Task instructions: Which lines hold the word "this"? Show each of them.

Dataset items
####################
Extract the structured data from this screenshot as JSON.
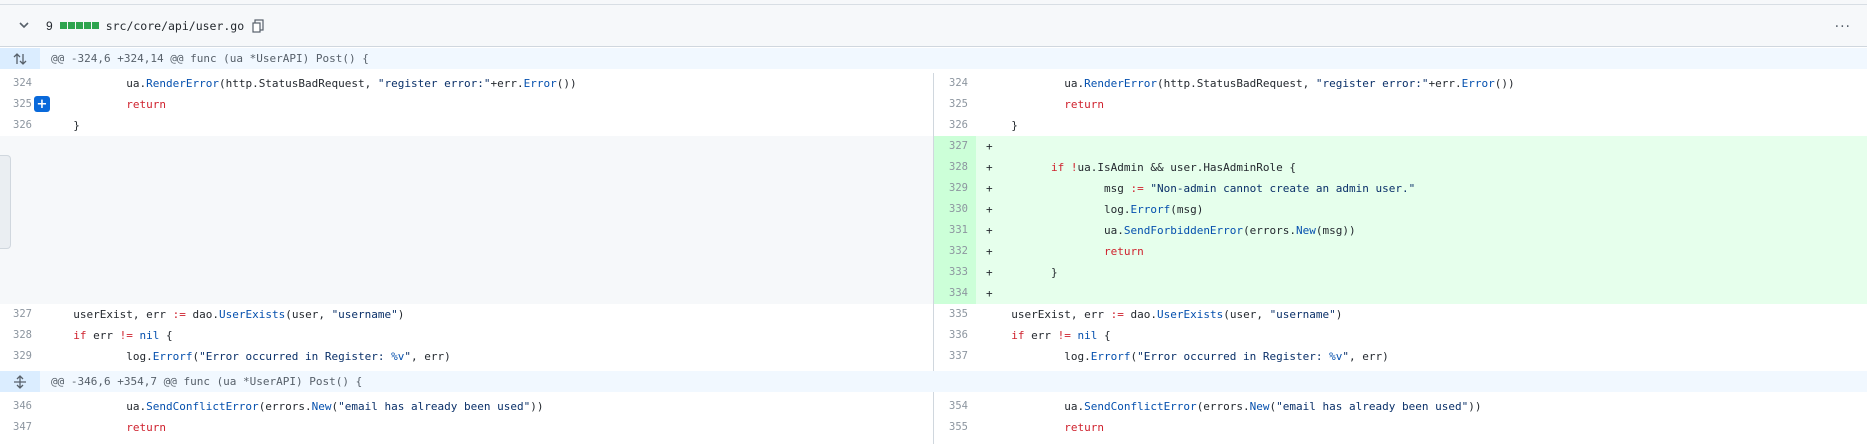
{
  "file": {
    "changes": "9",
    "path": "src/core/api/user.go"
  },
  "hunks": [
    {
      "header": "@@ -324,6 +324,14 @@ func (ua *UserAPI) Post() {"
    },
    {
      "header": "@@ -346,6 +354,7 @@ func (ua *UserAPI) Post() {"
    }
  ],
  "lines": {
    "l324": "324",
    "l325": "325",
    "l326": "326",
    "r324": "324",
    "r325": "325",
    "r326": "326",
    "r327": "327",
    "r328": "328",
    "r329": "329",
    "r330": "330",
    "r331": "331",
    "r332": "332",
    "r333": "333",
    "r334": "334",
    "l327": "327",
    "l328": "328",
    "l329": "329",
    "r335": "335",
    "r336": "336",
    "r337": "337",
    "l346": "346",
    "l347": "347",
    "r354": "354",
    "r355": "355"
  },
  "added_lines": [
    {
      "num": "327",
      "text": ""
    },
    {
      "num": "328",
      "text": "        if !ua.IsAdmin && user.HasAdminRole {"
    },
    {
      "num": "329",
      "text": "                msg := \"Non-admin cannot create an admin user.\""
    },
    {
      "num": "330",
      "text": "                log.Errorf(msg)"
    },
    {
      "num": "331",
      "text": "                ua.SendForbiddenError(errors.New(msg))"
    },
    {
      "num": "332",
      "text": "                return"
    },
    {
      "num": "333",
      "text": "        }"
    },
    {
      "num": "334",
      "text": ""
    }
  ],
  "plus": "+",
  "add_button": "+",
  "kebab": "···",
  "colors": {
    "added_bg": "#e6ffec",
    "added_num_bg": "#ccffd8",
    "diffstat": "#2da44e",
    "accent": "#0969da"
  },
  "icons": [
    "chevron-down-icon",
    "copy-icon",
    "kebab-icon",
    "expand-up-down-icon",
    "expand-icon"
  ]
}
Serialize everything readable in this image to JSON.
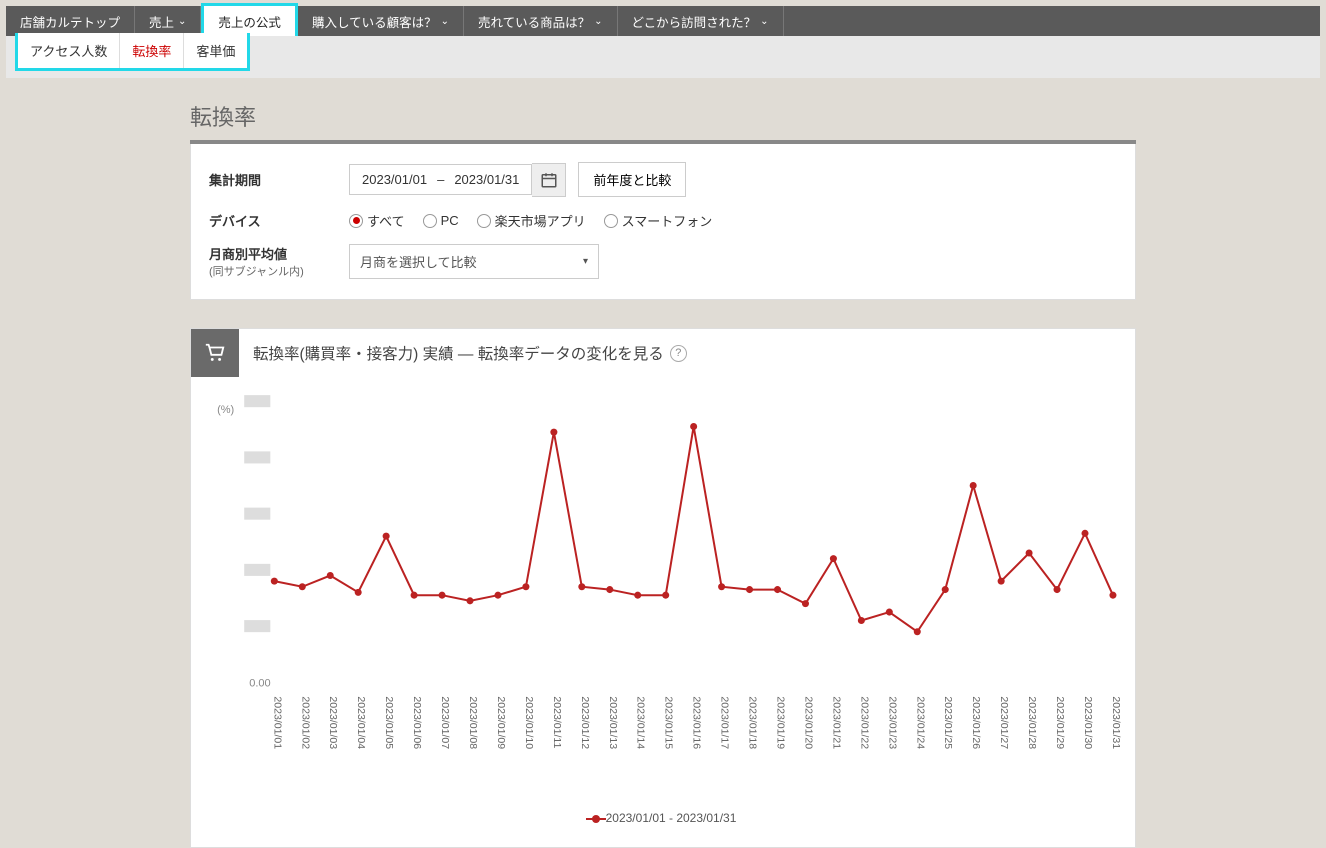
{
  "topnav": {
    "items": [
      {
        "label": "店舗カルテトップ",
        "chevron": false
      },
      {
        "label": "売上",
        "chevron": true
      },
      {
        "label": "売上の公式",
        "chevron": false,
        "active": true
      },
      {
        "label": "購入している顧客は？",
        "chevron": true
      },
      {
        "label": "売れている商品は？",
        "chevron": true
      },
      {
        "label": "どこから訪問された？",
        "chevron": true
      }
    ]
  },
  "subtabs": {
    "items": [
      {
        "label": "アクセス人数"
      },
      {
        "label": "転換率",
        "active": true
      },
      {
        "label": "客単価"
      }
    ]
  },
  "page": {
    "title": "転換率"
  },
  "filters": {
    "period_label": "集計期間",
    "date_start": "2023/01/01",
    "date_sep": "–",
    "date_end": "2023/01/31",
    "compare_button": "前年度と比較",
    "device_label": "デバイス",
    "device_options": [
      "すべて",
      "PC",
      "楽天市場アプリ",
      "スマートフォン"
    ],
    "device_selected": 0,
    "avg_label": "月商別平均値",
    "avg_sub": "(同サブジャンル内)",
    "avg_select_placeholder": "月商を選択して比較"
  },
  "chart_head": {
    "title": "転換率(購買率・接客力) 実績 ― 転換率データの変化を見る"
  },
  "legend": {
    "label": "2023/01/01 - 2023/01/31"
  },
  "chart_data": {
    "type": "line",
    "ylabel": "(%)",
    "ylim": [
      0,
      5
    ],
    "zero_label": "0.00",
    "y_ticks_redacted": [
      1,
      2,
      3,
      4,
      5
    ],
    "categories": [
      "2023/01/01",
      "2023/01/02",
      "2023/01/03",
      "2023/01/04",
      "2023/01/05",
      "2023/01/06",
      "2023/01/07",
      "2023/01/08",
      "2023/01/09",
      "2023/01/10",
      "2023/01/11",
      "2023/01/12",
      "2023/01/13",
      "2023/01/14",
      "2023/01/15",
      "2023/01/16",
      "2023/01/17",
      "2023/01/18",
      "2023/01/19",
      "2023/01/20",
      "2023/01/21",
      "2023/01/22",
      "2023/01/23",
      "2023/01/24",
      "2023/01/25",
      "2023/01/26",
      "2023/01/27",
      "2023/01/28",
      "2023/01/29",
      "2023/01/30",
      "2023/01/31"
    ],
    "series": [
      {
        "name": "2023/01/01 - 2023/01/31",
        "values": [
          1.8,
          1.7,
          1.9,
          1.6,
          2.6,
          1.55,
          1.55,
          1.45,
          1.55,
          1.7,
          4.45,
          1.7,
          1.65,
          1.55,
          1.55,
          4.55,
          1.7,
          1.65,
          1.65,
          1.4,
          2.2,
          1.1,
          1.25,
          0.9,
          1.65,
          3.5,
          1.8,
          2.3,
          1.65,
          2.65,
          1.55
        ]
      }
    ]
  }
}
####################
Solved exercise:
Extract the structured data from this screenshot as JSON.
Serialize everything readable in this image to JSON.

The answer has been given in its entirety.